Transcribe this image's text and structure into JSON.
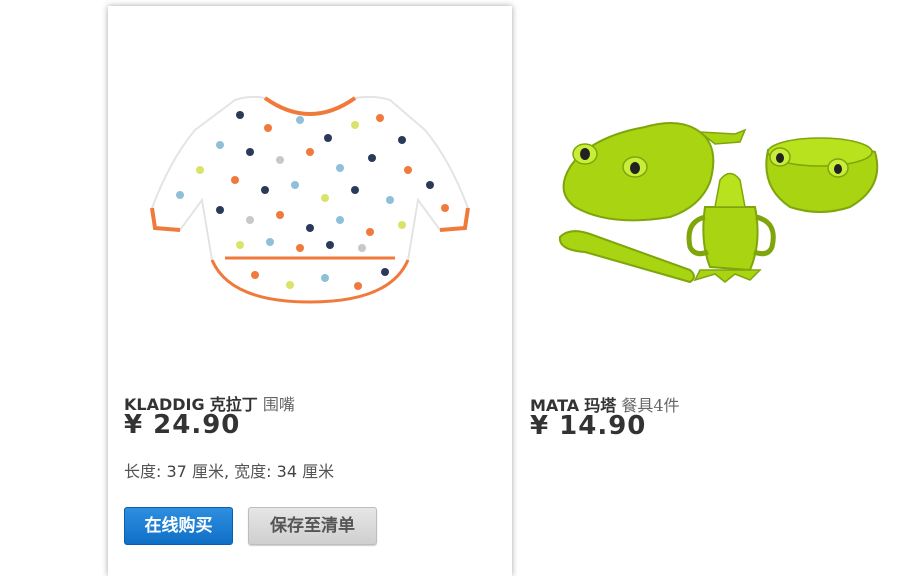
{
  "products": [
    {
      "brand": "KLADDIG",
      "name_cn": "克拉丁",
      "description": "围嘴",
      "price": "¥ 24.90",
      "dims_label_length": "长度",
      "dims_length_value": "37",
      "dims_unit_1": "厘米",
      "dims_label_width": "宽度",
      "dims_width_value": "34",
      "dims_unit_2": "厘米",
      "buy_label": "在线购买",
      "save_label": "保存至清单",
      "image": "bib-with-sleeves-polka-dots"
    },
    {
      "brand": "MATA",
      "name_cn": "玛塔",
      "description": "餐具4件",
      "price": "¥ 14.90",
      "image": "green-frog-dinnerware-set"
    }
  ],
  "colors": {
    "buy_button": "#1a7fd4",
    "save_button": "#d9d9d9",
    "frog_green": "#a8d412",
    "bib_trim": "#f07a3c"
  }
}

──────────────────────────────

» PROBLEM DETAILS
Transcribe each line above verbatim, with the pictures left out.

» FULL ANSWER
Transcribe this image's text and structure into JSON.
{
  "products": [
    {
      "brand": "KLADDIG",
      "name_cn": "克拉丁",
      "description": "围嘴",
      "price": "¥ 24.90",
      "dims_label_length": "长度",
      "dims_length_value": "37",
      "dims_unit_1": "厘米",
      "dims_label_width": "宽度",
      "dims_width_value": "34",
      "dims_unit_2": "厘米",
      "buy_label": "在线购买",
      "save_label": "保存至清单",
      "image": "bib-with-sleeves-polka-dots"
    },
    {
      "brand": "MATA",
      "name_cn": "玛塔",
      "description": "餐具4件",
      "price": "¥ 14.90",
      "image": "green-frog-dinnerware-set"
    }
  ],
  "colors": {
    "buy_button": "#1a7fd4",
    "save_button": "#d9d9d9",
    "frog_green": "#a8d412",
    "bib_trim": "#f07a3c"
  }
}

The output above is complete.